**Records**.
************

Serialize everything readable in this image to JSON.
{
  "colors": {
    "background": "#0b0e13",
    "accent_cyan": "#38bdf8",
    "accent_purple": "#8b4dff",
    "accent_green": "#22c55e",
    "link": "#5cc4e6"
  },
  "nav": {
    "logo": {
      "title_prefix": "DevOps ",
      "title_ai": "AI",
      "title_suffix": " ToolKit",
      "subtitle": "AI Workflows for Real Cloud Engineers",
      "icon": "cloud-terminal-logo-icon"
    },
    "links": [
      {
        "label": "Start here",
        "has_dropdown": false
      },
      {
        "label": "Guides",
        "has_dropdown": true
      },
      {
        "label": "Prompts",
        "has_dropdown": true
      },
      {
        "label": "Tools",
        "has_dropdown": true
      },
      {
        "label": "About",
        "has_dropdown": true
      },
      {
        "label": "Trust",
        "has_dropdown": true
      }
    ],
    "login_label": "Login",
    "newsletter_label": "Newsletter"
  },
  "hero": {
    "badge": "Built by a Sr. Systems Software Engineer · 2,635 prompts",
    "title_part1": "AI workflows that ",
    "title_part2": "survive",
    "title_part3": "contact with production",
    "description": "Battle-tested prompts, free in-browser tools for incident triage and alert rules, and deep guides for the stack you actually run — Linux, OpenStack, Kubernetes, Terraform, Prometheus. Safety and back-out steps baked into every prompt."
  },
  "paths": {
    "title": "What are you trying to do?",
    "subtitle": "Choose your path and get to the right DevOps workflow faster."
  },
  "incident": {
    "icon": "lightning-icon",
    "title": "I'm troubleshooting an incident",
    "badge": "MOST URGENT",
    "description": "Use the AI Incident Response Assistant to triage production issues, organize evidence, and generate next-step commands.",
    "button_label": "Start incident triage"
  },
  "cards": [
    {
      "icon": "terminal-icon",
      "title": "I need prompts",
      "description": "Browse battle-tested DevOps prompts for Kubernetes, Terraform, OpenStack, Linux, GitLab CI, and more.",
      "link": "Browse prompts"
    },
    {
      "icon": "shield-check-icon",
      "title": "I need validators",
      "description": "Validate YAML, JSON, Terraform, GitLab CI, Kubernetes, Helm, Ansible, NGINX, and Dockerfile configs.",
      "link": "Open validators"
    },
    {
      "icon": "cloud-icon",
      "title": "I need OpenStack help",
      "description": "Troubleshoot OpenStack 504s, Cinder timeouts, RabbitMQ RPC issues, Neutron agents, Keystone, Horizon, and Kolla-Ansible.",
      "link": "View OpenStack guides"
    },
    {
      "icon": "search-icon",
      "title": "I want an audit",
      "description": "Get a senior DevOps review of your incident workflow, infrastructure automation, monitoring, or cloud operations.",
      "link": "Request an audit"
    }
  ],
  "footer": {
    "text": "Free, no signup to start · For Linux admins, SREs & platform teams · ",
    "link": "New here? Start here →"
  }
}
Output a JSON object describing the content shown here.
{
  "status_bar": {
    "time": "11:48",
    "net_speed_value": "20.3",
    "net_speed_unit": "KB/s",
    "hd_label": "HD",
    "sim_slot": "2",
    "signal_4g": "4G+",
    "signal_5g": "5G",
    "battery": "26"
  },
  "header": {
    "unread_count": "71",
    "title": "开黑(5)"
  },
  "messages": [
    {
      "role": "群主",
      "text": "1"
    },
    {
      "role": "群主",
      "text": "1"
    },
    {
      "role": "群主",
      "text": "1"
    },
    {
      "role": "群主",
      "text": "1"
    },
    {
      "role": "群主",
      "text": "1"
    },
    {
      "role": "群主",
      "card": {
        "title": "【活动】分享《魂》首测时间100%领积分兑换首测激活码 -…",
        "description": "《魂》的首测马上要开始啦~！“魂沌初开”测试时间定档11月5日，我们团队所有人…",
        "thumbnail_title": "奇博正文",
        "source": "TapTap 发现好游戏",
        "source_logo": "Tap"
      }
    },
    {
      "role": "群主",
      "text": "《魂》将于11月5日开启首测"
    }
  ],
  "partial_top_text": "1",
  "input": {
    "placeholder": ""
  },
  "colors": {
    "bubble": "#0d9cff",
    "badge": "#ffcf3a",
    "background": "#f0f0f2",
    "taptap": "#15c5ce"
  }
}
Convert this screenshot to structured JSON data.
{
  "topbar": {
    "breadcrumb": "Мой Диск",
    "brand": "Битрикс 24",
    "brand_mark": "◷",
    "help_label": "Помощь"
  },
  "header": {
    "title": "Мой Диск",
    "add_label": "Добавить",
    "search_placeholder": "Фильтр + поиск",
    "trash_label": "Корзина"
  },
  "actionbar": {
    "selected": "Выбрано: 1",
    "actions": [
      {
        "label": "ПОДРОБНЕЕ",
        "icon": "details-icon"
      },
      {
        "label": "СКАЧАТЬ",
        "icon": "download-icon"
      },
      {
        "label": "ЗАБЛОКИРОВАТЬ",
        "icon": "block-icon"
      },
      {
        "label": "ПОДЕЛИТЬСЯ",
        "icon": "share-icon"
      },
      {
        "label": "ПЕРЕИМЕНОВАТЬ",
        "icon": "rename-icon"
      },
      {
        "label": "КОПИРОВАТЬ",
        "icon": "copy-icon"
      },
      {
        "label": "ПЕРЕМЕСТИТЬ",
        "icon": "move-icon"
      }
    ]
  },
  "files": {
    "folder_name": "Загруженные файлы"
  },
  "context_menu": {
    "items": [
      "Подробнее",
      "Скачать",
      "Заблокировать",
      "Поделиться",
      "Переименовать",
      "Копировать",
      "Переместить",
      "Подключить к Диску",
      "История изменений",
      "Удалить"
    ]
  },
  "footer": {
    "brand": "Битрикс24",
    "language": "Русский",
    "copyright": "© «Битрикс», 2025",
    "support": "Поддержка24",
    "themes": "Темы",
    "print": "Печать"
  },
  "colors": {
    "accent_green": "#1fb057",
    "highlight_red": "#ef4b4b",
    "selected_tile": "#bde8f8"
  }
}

************

**AIM**.
Print all the data exactly.

**SOLUTION**.
Serialize everything readable in this image to JSON.
{
  "colors": {
    "background": "#0b0e13",
    "accent_cyan": "#38bdf8",
    "accent_purple": "#8b4dff",
    "accent_green": "#22c55e",
    "link": "#5cc4e6"
  },
  "nav": {
    "logo": {
      "title_prefix": "DevOps ",
      "title_ai": "AI",
      "title_suffix": " ToolKit",
      "subtitle": "AI Workflows for Real Cloud Engineers",
      "icon": "cloud-terminal-logo-icon"
    },
    "links": [
      {
        "label": "Start here",
        "has_dropdown": false
      },
      {
        "label": "Guides",
        "has_dropdown": true
      },
      {
        "label": "Prompts",
        "has_dropdown": true
      },
      {
        "label": "Tools",
        "has_dropdown": true
      },
      {
        "label": "About",
        "has_dropdown": true
      },
      {
        "label": "Trust",
        "has_dropdown": true
      }
    ],
    "login_label": "Login",
    "newsletter_label": "Newsletter"
  },
  "hero": {
    "badge": "Built by a Sr. Systems Software Engineer · 2,635 prompts",
    "title_part1": "AI workflows that ",
    "title_part2": "survive",
    "title_part3": "contact with production",
    "description": "Battle-tested prompts, free in-browser tools for incident triage and alert rules, and deep guides for the stack you actually run — Linux, OpenStack, Kubernetes, Terraform, Prometheus. Safety and back-out steps baked into every prompt."
  },
  "paths": {
    "title": "What are you trying to do?",
    "subtitle": "Choose your path and get to the right DevOps workflow faster."
  },
  "incident": {
    "icon": "lightning-icon",
    "title": "I'm troubleshooting an incident",
    "badge": "MOST URGENT",
    "description": "Use the AI Incident Response Assistant to triage production issues, organize evidence, and generate next-step commands.",
    "button_label": "Start incident triage"
  },
  "cards": [
    {
      "icon": "terminal-icon",
      "title": "I need prompts",
      "description": "Browse battle-tested DevOps prompts for Kubernetes, Terraform, OpenStack, Linux, GitLab CI, and more.",
      "link": "Browse prompts"
    },
    {
      "icon": "shield-check-icon",
      "title": "I need validators",
      "description": "Validate YAML, JSON, Terraform, GitLab CI, Kubernetes, Helm, Ansible, NGINX, and Dockerfile configs.",
      "link": "Open validators"
    },
    {
      "icon": "cloud-icon",
      "title": "I need OpenStack help",
      "description": "Troubleshoot OpenStack 504s, Cinder timeouts, RabbitMQ RPC issues, Neutron agents, Keystone, Horizon, and Kolla-Ansible.",
      "link": "View OpenStack guides"
    },
    {
      "icon": "search-icon",
      "title": "I want an audit",
      "description": "Get a senior DevOps review of your incident workflow, infrastructure automation, monitoring, or cloud operations.",
      "link": "Request an audit"
    }
  ],
  "footer": {
    "text": "Free, no signup to start · For Linux admins, SREs & platform teams · ",
    "link": "New here? Start here →"
  }
}
Output a JSON object describing the content shown here.
{
  "status_bar": {
    "time": "11:48",
    "net_speed_value": "20.3",
    "net_speed_unit": "KB/s",
    "hd_label": "HD",
    "sim_slot": "2",
    "signal_4g": "4G+",
    "signal_5g": "5G",
    "battery": "26"
  },
  "header": {
    "unread_count": "71",
    "title": "开黑(5)"
  },
  "messages": [
    {
      "role": "群主",
      "text": "1"
    },
    {
      "role": "群主",
      "text": "1"
    },
    {
      "role": "群主",
      "text": "1"
    },
    {
      "role": "群主",
      "text": "1"
    },
    {
      "role": "群主",
      "text": "1"
    },
    {
      "role": "群主",
      "card": {
        "title": "【活动】分享《魂》首测时间100%领积分兑换首测激活码 -…",
        "description": "《魂》的首测马上要开始啦~！“魂沌初开”测试时间定档11月5日，我们团队所有人…",
        "thumbnail_title": "奇博正文",
        "source": "TapTap 发现好游戏",
        "source_logo": "Tap"
      }
    },
    {
      "role": "群主",
      "text": "《魂》将于11月5日开启首测"
    }
  ],
  "partial_top_text": "1",
  "input": {
    "placeholder": ""
  },
  "colors": {
    "bubble": "#0d9cff",
    "badge": "#ffcf3a",
    "background": "#f0f0f2",
    "taptap": "#15c5ce"
  }
}
Convert this screenshot to structured JSON data.
{
  "topbar": {
    "breadcrumb": "Мой Диск",
    "brand": "Битрикс 24",
    "brand_mark": "◷",
    "help_label": "Помощь"
  },
  "header": {
    "title": "Мой Диск",
    "add_label": "Добавить",
    "search_placeholder": "Фильтр + поиск",
    "trash_label": "Корзина"
  },
  "actionbar": {
    "selected": "Выбрано: 1",
    "actions": [
      {
        "label": "ПОДРОБНЕЕ",
        "icon": "details-icon"
      },
      {
        "label": "СКАЧАТЬ",
        "icon": "download-icon"
      },
      {
        "label": "ЗАБЛОКИРОВАТЬ",
        "icon": "block-icon"
      },
      {
        "label": "ПОДЕЛИТЬСЯ",
        "icon": "share-icon"
      },
      {
        "label": "ПЕРЕИМЕНОВАТЬ",
        "icon": "rename-icon"
      },
      {
        "label": "КОПИРОВАТЬ",
        "icon": "copy-icon"
      },
      {
        "label": "ПЕРЕМЕСТИТЬ",
        "icon": "move-icon"
      }
    ]
  },
  "files": {
    "folder_name": "Загруженные файлы"
  },
  "context_menu": {
    "items": [
      "Подробнее",
      "Скачать",
      "Заблокировать",
      "Поделиться",
      "Переименовать",
      "Копировать",
      "Переместить",
      "Подключить к Диску",
      "История изменений",
      "Удалить"
    ]
  },
  "footer": {
    "brand": "Битрикс24",
    "language": "Русский",
    "copyright": "© «Битрикс», 2025",
    "support": "Поддержка24",
    "themes": "Темы",
    "print": "Печать"
  },
  "colors": {
    "accent_green": "#1fb057",
    "highlight_red": "#ef4b4b",
    "selected_tile": "#bde8f8"
  }
}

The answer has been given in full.